#### GOAL
Your task is to output the entries below word for word.

* * * * *

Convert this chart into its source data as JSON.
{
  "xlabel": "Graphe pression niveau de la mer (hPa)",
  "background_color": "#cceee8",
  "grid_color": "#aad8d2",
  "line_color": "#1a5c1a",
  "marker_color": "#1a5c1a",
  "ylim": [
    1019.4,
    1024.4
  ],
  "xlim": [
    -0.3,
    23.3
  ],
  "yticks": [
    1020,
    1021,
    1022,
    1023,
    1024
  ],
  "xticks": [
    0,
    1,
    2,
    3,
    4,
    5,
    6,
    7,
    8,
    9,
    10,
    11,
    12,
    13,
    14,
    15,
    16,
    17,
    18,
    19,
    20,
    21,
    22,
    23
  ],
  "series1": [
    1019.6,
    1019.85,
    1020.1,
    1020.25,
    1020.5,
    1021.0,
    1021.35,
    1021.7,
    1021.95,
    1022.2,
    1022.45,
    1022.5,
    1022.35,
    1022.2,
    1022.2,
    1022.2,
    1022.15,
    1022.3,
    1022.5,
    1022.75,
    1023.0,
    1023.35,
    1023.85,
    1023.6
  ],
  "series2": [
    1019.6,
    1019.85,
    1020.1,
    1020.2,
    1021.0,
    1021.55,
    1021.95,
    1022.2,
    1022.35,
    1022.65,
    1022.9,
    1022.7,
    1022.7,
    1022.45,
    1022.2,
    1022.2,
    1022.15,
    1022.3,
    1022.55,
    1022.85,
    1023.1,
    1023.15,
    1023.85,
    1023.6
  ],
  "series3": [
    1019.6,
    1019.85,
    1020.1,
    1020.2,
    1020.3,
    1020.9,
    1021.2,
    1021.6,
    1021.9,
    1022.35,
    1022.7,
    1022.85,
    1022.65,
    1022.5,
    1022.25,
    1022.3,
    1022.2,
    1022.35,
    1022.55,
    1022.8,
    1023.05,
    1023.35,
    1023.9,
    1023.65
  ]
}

* * * * *

#### THE COMPLETED TASK
Convert this chart into its source data as JSON.
{
  "xlabel": "Graphe pression niveau de la mer (hPa)",
  "background_color": "#cceee8",
  "grid_color": "#aad8d2",
  "line_color": "#1a5c1a",
  "marker_color": "#1a5c1a",
  "ylim": [
    1019.4,
    1024.4
  ],
  "xlim": [
    -0.3,
    23.3
  ],
  "yticks": [
    1020,
    1021,
    1022,
    1023,
    1024
  ],
  "xticks": [
    0,
    1,
    2,
    3,
    4,
    5,
    6,
    7,
    8,
    9,
    10,
    11,
    12,
    13,
    14,
    15,
    16,
    17,
    18,
    19,
    20,
    21,
    22,
    23
  ],
  "series1": [
    1019.6,
    1019.85,
    1020.1,
    1020.25,
    1020.5,
    1021.0,
    1021.35,
    1021.7,
    1021.95,
    1022.2,
    1022.45,
    1022.5,
    1022.35,
    1022.2,
    1022.2,
    1022.2,
    1022.15,
    1022.3,
    1022.5,
    1022.75,
    1023.0,
    1023.35,
    1023.85,
    1023.6
  ],
  "series2": [
    1019.6,
    1019.85,
    1020.1,
    1020.2,
    1021.0,
    1021.55,
    1021.95,
    1022.2,
    1022.35,
    1022.65,
    1022.9,
    1022.7,
    1022.7,
    1022.45,
    1022.2,
    1022.2,
    1022.15,
    1022.3,
    1022.55,
    1022.85,
    1023.1,
    1023.15,
    1023.85,
    1023.6
  ],
  "series3": [
    1019.6,
    1019.85,
    1020.1,
    1020.2,
    1020.3,
    1020.9,
    1021.2,
    1021.6,
    1021.9,
    1022.35,
    1022.7,
    1022.85,
    1022.65,
    1022.5,
    1022.25,
    1022.3,
    1022.2,
    1022.35,
    1022.55,
    1022.8,
    1023.05,
    1023.35,
    1023.9,
    1023.65
  ]
}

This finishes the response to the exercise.